#### [Given text]
--

This article is from the Michael Moore FAQ, by Edward Champion edchamp@slip.net with numerous contributions by others.

2.2. The "Mother Jones" Fiasco (Michael Moore)

Moore was offered the editorship of "Mother Jones" magazine,
an opportunity to bring his voice to a national level.
Immediately, he took the bait. He sold "The Michigan Voice" and
moved to San Francisco. His girlfriend, Kathleen Glynn, gave up
her graphic design business to join him.

When Moore took over the editorial rein of "Mother Jones_
magazine, he felt that the publication had taken "a slide into safe
mediocrity." He wanted to evolve "Mother Jones" from what was
essentially a harmless yuppie publication into something
revitalizing the magazine's old working class ties and exposing the
social ills of the nation.

He met with the editorial staff the first day he was hired and
Moore took the liberty to bash the magazine, telling everybody that
he wouldn't print anything in the last three issues and asking if
anybody in the room could defend themselves against this claim. He
brought in several new writers, including Ben Hamper, Hugh Drummond
and Alexander Cockburn. The September 1986 issue of "Mother Jones_
featured Ben Hamper on the cover and an excerpt from his book,

But, he found conflict. Richard Schaufler, an ad rep, was
fired for being associated with a Marxist group, the Democratic
Workers Party, and the "Mother Jones" managers had fired him after
two days, much to Moore's chagrin.

--

#### [Task objective]
Answer these questions using the Mother Jones excerpt:
(a) What did Moore sell before moving to San Francisco?
(b) What did Kathleen Glynn give up to join him?
(c) Which group was Richard Schaufler associated with?

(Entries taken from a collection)

--

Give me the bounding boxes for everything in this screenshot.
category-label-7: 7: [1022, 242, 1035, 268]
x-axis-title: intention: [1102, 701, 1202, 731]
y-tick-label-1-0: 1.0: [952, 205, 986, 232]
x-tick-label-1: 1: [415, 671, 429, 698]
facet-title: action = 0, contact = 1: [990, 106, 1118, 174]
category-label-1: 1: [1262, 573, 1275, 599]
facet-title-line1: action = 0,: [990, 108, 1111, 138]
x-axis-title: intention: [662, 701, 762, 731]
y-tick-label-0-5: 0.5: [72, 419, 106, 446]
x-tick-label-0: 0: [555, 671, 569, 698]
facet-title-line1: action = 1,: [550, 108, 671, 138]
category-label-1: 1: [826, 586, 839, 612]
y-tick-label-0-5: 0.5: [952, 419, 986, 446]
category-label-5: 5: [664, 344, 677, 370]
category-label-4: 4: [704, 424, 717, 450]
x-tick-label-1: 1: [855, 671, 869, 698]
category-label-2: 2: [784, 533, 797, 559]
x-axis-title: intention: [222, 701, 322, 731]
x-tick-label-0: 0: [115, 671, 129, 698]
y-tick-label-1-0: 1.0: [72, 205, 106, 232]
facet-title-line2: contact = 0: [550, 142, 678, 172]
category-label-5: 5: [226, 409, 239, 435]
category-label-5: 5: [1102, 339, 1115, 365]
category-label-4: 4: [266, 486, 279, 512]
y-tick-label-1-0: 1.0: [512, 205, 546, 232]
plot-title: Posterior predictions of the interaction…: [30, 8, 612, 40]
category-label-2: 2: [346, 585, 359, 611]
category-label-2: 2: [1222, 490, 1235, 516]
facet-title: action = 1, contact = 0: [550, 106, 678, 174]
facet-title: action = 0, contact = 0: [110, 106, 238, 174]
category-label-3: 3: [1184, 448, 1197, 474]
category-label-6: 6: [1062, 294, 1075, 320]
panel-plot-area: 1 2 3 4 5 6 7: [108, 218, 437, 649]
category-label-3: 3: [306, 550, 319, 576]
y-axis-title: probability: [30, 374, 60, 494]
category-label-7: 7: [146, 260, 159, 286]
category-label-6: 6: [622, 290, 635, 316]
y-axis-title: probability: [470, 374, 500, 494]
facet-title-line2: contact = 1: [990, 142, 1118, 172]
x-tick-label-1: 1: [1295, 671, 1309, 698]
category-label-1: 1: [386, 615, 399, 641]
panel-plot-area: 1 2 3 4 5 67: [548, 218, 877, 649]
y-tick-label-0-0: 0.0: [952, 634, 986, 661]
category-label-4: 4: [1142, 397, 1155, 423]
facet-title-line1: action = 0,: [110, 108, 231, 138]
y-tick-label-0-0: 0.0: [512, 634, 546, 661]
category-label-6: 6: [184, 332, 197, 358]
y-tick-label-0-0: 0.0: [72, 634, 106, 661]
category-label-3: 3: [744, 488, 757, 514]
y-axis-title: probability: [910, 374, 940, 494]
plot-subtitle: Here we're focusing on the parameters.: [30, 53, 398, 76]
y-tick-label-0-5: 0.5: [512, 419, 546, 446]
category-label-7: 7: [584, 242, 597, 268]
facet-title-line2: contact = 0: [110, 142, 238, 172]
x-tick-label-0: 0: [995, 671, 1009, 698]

--

#### [Correct response]
(a) "The Michigan Voice."
(b) Her graphic design business.
(c) The Democratic Workers Party, a Marxist group.